--- start of SUPPLIED RECORDS ---
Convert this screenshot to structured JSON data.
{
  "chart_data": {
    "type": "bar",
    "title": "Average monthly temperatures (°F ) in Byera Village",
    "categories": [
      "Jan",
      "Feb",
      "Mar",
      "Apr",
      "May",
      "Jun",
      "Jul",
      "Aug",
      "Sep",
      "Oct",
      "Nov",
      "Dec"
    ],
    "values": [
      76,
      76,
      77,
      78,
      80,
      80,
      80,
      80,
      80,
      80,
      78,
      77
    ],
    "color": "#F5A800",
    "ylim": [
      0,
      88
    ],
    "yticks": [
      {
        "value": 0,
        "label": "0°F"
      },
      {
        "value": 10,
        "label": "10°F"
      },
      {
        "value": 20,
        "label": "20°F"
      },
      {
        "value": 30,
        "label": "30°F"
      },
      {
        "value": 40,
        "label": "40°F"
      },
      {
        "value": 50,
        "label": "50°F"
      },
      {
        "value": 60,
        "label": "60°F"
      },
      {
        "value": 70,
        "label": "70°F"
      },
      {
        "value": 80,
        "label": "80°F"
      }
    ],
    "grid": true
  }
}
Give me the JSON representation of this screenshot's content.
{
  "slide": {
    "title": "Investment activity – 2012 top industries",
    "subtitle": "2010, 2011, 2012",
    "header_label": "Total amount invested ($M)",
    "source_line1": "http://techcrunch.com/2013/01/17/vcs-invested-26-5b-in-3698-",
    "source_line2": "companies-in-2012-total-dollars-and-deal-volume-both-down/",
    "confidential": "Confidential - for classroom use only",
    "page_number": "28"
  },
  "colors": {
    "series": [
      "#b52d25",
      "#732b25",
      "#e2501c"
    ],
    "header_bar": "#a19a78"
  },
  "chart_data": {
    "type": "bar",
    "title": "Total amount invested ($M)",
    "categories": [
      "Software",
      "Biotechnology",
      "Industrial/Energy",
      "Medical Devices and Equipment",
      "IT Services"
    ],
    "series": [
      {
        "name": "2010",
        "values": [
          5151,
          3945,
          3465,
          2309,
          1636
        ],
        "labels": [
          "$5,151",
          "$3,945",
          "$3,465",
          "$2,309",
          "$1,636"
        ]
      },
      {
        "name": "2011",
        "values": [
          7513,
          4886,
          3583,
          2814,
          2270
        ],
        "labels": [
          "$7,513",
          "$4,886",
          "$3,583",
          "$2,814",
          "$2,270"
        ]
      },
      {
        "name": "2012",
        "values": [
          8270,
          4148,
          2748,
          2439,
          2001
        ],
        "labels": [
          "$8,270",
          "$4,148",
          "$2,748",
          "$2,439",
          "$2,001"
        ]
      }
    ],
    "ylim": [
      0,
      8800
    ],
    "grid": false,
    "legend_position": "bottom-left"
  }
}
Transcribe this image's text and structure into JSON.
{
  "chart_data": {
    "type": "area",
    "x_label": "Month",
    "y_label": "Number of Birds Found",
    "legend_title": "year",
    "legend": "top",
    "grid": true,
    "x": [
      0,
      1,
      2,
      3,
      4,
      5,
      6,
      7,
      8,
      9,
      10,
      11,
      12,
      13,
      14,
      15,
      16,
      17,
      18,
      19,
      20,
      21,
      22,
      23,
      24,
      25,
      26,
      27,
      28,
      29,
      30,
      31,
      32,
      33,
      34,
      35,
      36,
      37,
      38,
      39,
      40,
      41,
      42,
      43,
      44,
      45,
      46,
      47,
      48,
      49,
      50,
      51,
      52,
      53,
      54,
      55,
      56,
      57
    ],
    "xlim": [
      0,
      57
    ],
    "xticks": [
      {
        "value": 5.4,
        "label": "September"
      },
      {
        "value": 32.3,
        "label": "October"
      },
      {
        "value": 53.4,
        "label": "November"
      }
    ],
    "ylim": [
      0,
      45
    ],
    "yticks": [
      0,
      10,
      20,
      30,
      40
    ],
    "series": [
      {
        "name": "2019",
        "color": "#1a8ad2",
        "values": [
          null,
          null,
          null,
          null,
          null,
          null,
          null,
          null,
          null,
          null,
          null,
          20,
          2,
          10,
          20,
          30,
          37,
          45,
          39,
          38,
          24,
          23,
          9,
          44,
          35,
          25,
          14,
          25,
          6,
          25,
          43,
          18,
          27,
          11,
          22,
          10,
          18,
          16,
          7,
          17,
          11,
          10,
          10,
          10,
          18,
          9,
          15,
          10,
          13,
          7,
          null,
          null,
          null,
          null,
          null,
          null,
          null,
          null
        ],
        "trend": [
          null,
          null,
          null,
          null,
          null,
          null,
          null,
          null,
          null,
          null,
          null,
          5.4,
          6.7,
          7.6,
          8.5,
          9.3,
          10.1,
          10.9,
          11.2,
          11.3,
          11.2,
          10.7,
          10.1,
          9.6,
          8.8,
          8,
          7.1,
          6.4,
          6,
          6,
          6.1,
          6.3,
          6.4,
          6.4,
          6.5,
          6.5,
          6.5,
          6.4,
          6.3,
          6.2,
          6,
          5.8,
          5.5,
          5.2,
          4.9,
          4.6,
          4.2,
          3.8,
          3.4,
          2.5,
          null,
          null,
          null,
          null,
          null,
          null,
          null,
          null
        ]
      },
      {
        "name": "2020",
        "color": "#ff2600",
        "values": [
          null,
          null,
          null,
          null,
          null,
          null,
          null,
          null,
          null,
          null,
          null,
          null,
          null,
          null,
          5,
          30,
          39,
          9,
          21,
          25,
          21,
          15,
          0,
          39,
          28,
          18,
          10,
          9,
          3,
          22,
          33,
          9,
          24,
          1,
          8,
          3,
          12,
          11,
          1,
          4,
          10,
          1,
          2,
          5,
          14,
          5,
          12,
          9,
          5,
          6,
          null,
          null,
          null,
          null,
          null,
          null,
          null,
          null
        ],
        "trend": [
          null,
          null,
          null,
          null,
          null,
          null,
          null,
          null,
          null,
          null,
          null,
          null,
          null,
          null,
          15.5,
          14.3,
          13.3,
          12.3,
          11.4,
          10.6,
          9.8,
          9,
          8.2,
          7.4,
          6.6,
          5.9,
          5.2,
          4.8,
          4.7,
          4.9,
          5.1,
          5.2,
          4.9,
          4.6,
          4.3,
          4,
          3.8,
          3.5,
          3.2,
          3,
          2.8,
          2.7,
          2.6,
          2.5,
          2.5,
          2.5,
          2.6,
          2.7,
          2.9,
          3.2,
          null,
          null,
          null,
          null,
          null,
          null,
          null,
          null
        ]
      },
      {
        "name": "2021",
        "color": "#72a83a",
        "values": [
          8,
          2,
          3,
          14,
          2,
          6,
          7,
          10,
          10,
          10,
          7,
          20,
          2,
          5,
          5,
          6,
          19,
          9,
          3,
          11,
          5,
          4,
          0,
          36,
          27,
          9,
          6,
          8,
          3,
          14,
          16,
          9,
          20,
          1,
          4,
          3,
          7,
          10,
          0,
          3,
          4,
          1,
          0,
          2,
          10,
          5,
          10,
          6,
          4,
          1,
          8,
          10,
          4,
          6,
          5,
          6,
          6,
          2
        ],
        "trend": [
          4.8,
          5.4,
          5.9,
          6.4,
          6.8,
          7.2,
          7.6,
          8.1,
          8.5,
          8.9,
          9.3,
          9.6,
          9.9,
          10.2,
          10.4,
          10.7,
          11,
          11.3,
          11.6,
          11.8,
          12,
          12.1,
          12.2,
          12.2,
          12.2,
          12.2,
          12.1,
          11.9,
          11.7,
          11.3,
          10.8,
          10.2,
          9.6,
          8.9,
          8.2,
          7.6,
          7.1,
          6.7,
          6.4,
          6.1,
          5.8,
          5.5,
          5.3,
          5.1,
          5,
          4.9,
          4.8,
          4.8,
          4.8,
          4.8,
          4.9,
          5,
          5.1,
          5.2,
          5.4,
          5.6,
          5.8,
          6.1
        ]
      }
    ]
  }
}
--- end of SUPPLIED RECORDS ---
▶ _OBJECTIVE_: Retype each record exactly, leaving nothing out.

▶ _WORKED ANSWER_:
Convert this screenshot to structured JSON data.
{
  "chart_data": {
    "type": "bar",
    "title": "Average monthly temperatures (°F ) in Byera Village",
    "categories": [
      "Jan",
      "Feb",
      "Mar",
      "Apr",
      "May",
      "Jun",
      "Jul",
      "Aug",
      "Sep",
      "Oct",
      "Nov",
      "Dec"
    ],
    "values": [
      76,
      76,
      77,
      78,
      80,
      80,
      80,
      80,
      80,
      80,
      78,
      77
    ],
    "color": "#F5A800",
    "ylim": [
      0,
      88
    ],
    "yticks": [
      {
        "value": 0,
        "label": "0°F"
      },
      {
        "value": 10,
        "label": "10°F"
      },
      {
        "value": 20,
        "label": "20°F"
      },
      {
        "value": 30,
        "label": "30°F"
      },
      {
        "value": 40,
        "label": "40°F"
      },
      {
        "value": 50,
        "label": "50°F"
      },
      {
        "value": 60,
        "label": "60°F"
      },
      {
        "value": 70,
        "label": "70°F"
      },
      {
        "value": 80,
        "label": "80°F"
      }
    ],
    "grid": true
  }
}
Give me the JSON representation of this screenshot's content.
{
  "slide": {
    "title": "Investment activity – 2012 top industries",
    "subtitle": "2010, 2011, 2012",
    "header_label": "Total amount invested ($M)",
    "source_line1": "http://techcrunch.com/2013/01/17/vcs-invested-26-5b-in-3698-",
    "source_line2": "companies-in-2012-total-dollars-and-deal-volume-both-down/",
    "confidential": "Confidential - for classroom use only",
    "page_number": "28"
  },
  "colors": {
    "series": [
      "#b52d25",
      "#732b25",
      "#e2501c"
    ],
    "header_bar": "#a19a78"
  },
  "chart_data": {
    "type": "bar",
    "title": "Total amount invested ($M)",
    "categories": [
      "Software",
      "Biotechnology",
      "Industrial/Energy",
      "Medical Devices and Equipment",
      "IT Services"
    ],
    "series": [
      {
        "name": "2010",
        "values": [
          5151,
          3945,
          3465,
          2309,
          1636
        ],
        "labels": [
          "$5,151",
          "$3,945",
          "$3,465",
          "$2,309",
          "$1,636"
        ]
      },
      {
        "name": "2011",
        "values": [
          7513,
          4886,
          3583,
          2814,
          2270
        ],
        "labels": [
          "$7,513",
          "$4,886",
          "$3,583",
          "$2,814",
          "$2,270"
        ]
      },
      {
        "name": "2012",
        "values": [
          8270,
          4148,
          2748,
          2439,
          2001
        ],
        "labels": [
          "$8,270",
          "$4,148",
          "$2,748",
          "$2,439",
          "$2,001"
        ]
      }
    ],
    "ylim": [
      0,
      8800
    ],
    "grid": false,
    "legend_position": "bottom-left"
  }
}
Transcribe this image's text and structure into JSON.
{
  "chart_data": {
    "type": "area",
    "x_label": "Month",
    "y_label": "Number of Birds Found",
    "legend_title": "year",
    "legend": "top",
    "grid": true,
    "x": [
      0,
      1,
      2,
      3,
      4,
      5,
      6,
      7,
      8,
      9,
      10,
      11,
      12,
      13,
      14,
      15,
      16,
      17,
      18,
      19,
      20,
      21,
      22,
      23,
      24,
      25,
      26,
      27,
      28,
      29,
      30,
      31,
      32,
      33,
      34,
      35,
      36,
      37,
      38,
      39,
      40,
      41,
      42,
      43,
      44,
      45,
      46,
      47,
      48,
      49,
      50,
      51,
      52,
      53,
      54,
      55,
      56,
      57
    ],
    "xlim": [
      0,
      57
    ],
    "xticks": [
      {
        "value": 5.4,
        "label": "September"
      },
      {
        "value": 32.3,
        "label": "October"
      },
      {
        "value": 53.4,
        "label": "November"
      }
    ],
    "ylim": [
      0,
      45
    ],
    "yticks": [
      0,
      10,
      20,
      30,
      40
    ],
    "series": [
      {
        "name": "2019",
        "color": "#1a8ad2",
        "values": [
          null,
          null,
          null,
          null,
          null,
          null,
          null,
          null,
          null,
          null,
          null,
          20,
          2,
          10,
          20,
          30,
          37,
          45,
          39,
          38,
          24,
          23,
          9,
          44,
          35,
          25,
          14,
          25,
          6,
          25,
          43,
          18,
          27,
          11,
          22,
          10,
          18,
          16,
          7,
          17,
          11,
          10,
          10,
          10,
          18,
          9,
          15,
          10,
          13,
          7,
          null,
          null,
          null,
          null,
          null,
          null,
          null,
          null
        ],
        "trend": [
          null,
          null,
          null,
          null,
          null,
          null,
          null,
          null,
          null,
          null,
          null,
          5.4,
          6.7,
          7.6,
          8.5,
          9.3,
          10.1,
          10.9,
          11.2,
          11.3,
          11.2,
          10.7,
          10.1,
          9.6,
          8.8,
          8,
          7.1,
          6.4,
          6,
          6,
          6.1,
          6.3,
          6.4,
          6.4,
          6.5,
          6.5,
          6.5,
          6.4,
          6.3,
          6.2,
          6,
          5.8,
          5.5,
          5.2,
          4.9,
          4.6,
          4.2,
          3.8,
          3.4,
          2.5,
          null,
          null,
          null,
          null,
          null,
          null,
          null,
          null
        ]
      },
      {
        "name": "2020",
        "color": "#ff2600",
        "values": [
          null,
          null,
          null,
          null,
          null,
          null,
          null,
          null,
          null,
          null,
          null,
          null,
          null,
          null,
          5,
          30,
          39,
          9,
          21,
          25,
          21,
          15,
          0,
          39,
          28,
          18,
          10,
          9,
          3,
          22,
          33,
          9,
          24,
          1,
          8,
          3,
          12,
          11,
          1,
          4,
          10,
          1,
          2,
          5,
          14,
          5,
          12,
          9,
          5,
          6,
          null,
          null,
          null,
          null,
          null,
          null,
          null,
          null
        ],
        "trend": [
          null,
          null,
          null,
          null,
          null,
          null,
          null,
          null,
          null,
          null,
          null,
          null,
          null,
          null,
          15.5,
          14.3,
          13.3,
          12.3,
          11.4,
          10.6,
          9.8,
          9,
          8.2,
          7.4,
          6.6,
          5.9,
          5.2,
          4.8,
          4.7,
          4.9,
          5.1,
          5.2,
          4.9,
          4.6,
          4.3,
          4,
          3.8,
          3.5,
          3.2,
          3,
          2.8,
          2.7,
          2.6,
          2.5,
          2.5,
          2.5,
          2.6,
          2.7,
          2.9,
          3.2,
          null,
          null,
          null,
          null,
          null,
          null,
          null,
          null
        ]
      },
      {
        "name": "2021",
        "color": "#72a83a",
        "values": [
          8,
          2,
          3,
          14,
          2,
          6,
          7,
          10,
          10,
          10,
          7,
          20,
          2,
          5,
          5,
          6,
          19,
          9,
          3,
          11,
          5,
          4,
          0,
          36,
          27,
          9,
          6,
          8,
          3,
          14,
          16,
          9,
          20,
          1,
          4,
          3,
          7,
          10,
          0,
          3,
          4,
          1,
          0,
          2,
          10,
          5,
          10,
          6,
          4,
          1,
          8,
          10,
          4,
          6,
          5,
          6,
          6,
          2
        ],
        "trend": [
          4.8,
          5.4,
          5.9,
          6.4,
          6.8,
          7.2,
          7.6,
          8.1,
          8.5,
          8.9,
          9.3,
          9.6,
          9.9,
          10.2,
          10.4,
          10.7,
          11,
          11.3,
          11.6,
          11.8,
          12,
          12.1,
          12.2,
          12.2,
          12.2,
          12.2,
          12.1,
          11.9,
          11.7,
          11.3,
          10.8,
          10.2,
          9.6,
          8.9,
          8.2,
          7.6,
          7.1,
          6.7,
          6.4,
          6.1,
          5.8,
          5.5,
          5.3,
          5.1,
          5,
          4.9,
          4.8,
          4.8,
          4.8,
          4.8,
          4.9,
          5,
          5.1,
          5.2,
          5.4,
          5.6,
          5.8,
          6.1
        ]
      }
    ]
  }
}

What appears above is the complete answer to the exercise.